(What is needed): The records below are to be repeated in full, exactly as they are.

● ● ● ● ●

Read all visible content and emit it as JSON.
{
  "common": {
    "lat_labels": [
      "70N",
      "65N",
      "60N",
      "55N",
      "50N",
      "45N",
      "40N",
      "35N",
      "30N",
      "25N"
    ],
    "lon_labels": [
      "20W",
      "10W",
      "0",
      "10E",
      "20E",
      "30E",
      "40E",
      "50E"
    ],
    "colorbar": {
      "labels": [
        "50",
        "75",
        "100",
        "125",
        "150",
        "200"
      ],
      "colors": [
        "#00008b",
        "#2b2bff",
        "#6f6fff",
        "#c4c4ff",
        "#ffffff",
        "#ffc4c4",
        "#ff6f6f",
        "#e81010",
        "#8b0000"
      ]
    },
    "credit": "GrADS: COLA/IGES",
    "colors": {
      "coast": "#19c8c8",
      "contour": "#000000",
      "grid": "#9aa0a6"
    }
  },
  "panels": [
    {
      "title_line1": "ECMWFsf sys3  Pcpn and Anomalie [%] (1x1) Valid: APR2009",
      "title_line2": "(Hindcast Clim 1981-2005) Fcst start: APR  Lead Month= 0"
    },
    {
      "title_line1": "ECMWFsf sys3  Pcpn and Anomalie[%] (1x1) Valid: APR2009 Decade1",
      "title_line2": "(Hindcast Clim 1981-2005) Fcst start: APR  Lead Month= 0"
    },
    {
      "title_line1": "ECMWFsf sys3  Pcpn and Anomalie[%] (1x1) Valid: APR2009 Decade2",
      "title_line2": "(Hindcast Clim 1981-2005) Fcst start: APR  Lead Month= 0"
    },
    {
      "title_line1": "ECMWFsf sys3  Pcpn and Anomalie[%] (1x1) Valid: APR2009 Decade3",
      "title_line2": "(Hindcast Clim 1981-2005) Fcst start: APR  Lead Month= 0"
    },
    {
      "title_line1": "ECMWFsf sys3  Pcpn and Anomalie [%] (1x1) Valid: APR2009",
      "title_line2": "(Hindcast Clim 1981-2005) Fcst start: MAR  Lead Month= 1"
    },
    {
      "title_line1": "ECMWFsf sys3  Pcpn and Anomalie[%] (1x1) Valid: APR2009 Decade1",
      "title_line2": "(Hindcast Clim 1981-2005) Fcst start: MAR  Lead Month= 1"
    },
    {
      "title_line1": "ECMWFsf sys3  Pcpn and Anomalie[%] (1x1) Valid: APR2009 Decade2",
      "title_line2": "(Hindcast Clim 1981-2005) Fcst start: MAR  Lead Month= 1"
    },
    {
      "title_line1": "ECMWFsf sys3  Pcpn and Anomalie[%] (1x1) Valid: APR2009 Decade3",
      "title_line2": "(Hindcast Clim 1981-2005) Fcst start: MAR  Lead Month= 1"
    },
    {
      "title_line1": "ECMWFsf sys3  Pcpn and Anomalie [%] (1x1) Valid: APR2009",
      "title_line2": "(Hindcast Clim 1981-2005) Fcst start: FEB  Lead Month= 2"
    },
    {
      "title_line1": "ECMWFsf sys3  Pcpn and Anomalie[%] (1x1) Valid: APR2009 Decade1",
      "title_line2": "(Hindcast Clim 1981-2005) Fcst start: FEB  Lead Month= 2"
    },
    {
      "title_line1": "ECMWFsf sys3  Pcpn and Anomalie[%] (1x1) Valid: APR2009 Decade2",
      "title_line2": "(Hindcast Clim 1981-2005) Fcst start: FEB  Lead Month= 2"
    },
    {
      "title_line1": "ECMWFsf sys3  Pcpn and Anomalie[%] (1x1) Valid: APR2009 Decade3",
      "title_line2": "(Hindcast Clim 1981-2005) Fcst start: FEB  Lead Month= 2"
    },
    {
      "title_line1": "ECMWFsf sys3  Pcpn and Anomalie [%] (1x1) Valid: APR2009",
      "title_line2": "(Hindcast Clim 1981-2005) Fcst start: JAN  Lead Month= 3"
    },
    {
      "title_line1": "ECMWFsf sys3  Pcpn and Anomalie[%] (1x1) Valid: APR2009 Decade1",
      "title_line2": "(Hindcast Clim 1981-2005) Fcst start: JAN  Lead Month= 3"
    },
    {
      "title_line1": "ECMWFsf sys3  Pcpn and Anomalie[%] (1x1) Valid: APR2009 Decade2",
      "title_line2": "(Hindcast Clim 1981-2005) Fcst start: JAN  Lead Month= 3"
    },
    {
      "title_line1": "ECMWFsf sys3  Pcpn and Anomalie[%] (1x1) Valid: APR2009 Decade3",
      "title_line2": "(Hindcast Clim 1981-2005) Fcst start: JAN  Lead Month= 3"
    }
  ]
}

● ● ● ● ●

(Reply):
Read all visible content and emit it as JSON.
{
  "common": {
    "lat_labels": [
      "70N",
      "65N",
      "60N",
      "55N",
      "50N",
      "45N",
      "40N",
      "35N",
      "30N",
      "25N"
    ],
    "lon_labels": [
      "20W",
      "10W",
      "0",
      "10E",
      "20E",
      "30E",
      "40E",
      "50E"
    ],
    "colorbar": {
      "labels": [
        "50",
        "75",
        "100",
        "125",
        "150",
        "200"
      ],
      "colors": [
        "#00008b",
        "#2b2bff",
        "#6f6fff",
        "#c4c4ff",
        "#ffffff",
        "#ffc4c4",
        "#ff6f6f",
        "#e81010",
        "#8b0000"
      ]
    },
    "credit": "GrADS: COLA/IGES",
    "colors": {
      "coast": "#19c8c8",
      "contour": "#000000",
      "grid": "#9aa0a6"
    }
  },
  "panels": [
    {
      "title_line1": "ECMWFsf sys3  Pcpn and Anomalie [%] (1x1) Valid: APR2009",
      "title_line2": "(Hindcast Clim 1981-2005) Fcst start: APR  Lead Month= 0"
    },
    {
      "title_line1": "ECMWFsf sys3  Pcpn and Anomalie[%] (1x1) Valid: APR2009 Decade1",
      "title_line2": "(Hindcast Clim 1981-2005) Fcst start: APR  Lead Month= 0"
    },
    {
      "title_line1": "ECMWFsf sys3  Pcpn and Anomalie[%] (1x1) Valid: APR2009 Decade2",
      "title_line2": "(Hindcast Clim 1981-2005) Fcst start: APR  Lead Month= 0"
    },
    {
      "title_line1": "ECMWFsf sys3  Pcpn and Anomalie[%] (1x1) Valid: APR2009 Decade3",
      "title_line2": "(Hindcast Clim 1981-2005) Fcst start: APR  Lead Month= 0"
    },
    {
      "title_line1": "ECMWFsf sys3  Pcpn and Anomalie [%] (1x1) Valid: APR2009",
      "title_line2": "(Hindcast Clim 1981-2005) Fcst start: MAR  Lead Month= 1"
    },
    {
      "title_line1": "ECMWFsf sys3  Pcpn and Anomalie[%] (1x1) Valid: APR2009 Decade1",
      "title_line2": "(Hindcast Clim 1981-2005) Fcst start: MAR  Lead Month= 1"
    },
    {
      "title_line1": "ECMWFsf sys3  Pcpn and Anomalie[%] (1x1) Valid: APR2009 Decade2",
      "title_line2": "(Hindcast Clim 1981-2005) Fcst start: MAR  Lead Month= 1"
    },
    {
      "title_line1": "ECMWFsf sys3  Pcpn and Anomalie[%] (1x1) Valid: APR2009 Decade3",
      "title_line2": "(Hindcast Clim 1981-2005) Fcst start: MAR  Lead Month= 1"
    },
    {
      "title_line1": "ECMWFsf sys3  Pcpn and Anomalie [%] (1x1) Valid: APR2009",
      "title_line2": "(Hindcast Clim 1981-2005) Fcst start: FEB  Lead Month= 2"
    },
    {
      "title_line1": "ECMWFsf sys3  Pcpn and Anomalie[%] (1x1) Valid: APR2009 Decade1",
      "title_line2": "(Hindcast Clim 1981-2005) Fcst start: FEB  Lead Month= 2"
    },
    {
      "title_line1": "ECMWFsf sys3  Pcpn and Anomalie[%] (1x1) Valid: APR2009 Decade2",
      "title_line2": "(Hindcast Clim 1981-2005) Fcst start: FEB  Lead Month= 2"
    },
    {
      "title_line1": "ECMWFsf sys3  Pcpn and Anomalie[%] (1x1) Valid: APR2009 Decade3",
      "title_line2": "(Hindcast Clim 1981-2005) Fcst start: FEB  Lead Month= 2"
    },
    {
      "title_line1": "ECMWFsf sys3  Pcpn and Anomalie [%] (1x1) Valid: APR2009",
      "title_line2": "(Hindcast Clim 1981-2005) Fcst start: JAN  Lead Month= 3"
    },
    {
      "title_line1": "ECMWFsf sys3  Pcpn and Anomalie[%] (1x1) Valid: APR2009 Decade1",
      "title_line2": "(Hindcast Clim 1981-2005) Fcst start: JAN  Lead Month= 3"
    },
    {
      "title_line1": "ECMWFsf sys3  Pcpn and Anomalie[%] (1x1) Valid: APR2009 Decade2",
      "title_line2": "(Hindcast Clim 1981-2005) Fcst start: JAN  Lead Month= 3"
    },
    {
      "title_line1": "ECMWFsf sys3  Pcpn and Anomalie[%] (1x1) Valid: APR2009 Decade3",
      "title_line2": "(Hindcast Clim 1981-2005) Fcst start: JAN  Lead Month= 3"
    }
  ]
}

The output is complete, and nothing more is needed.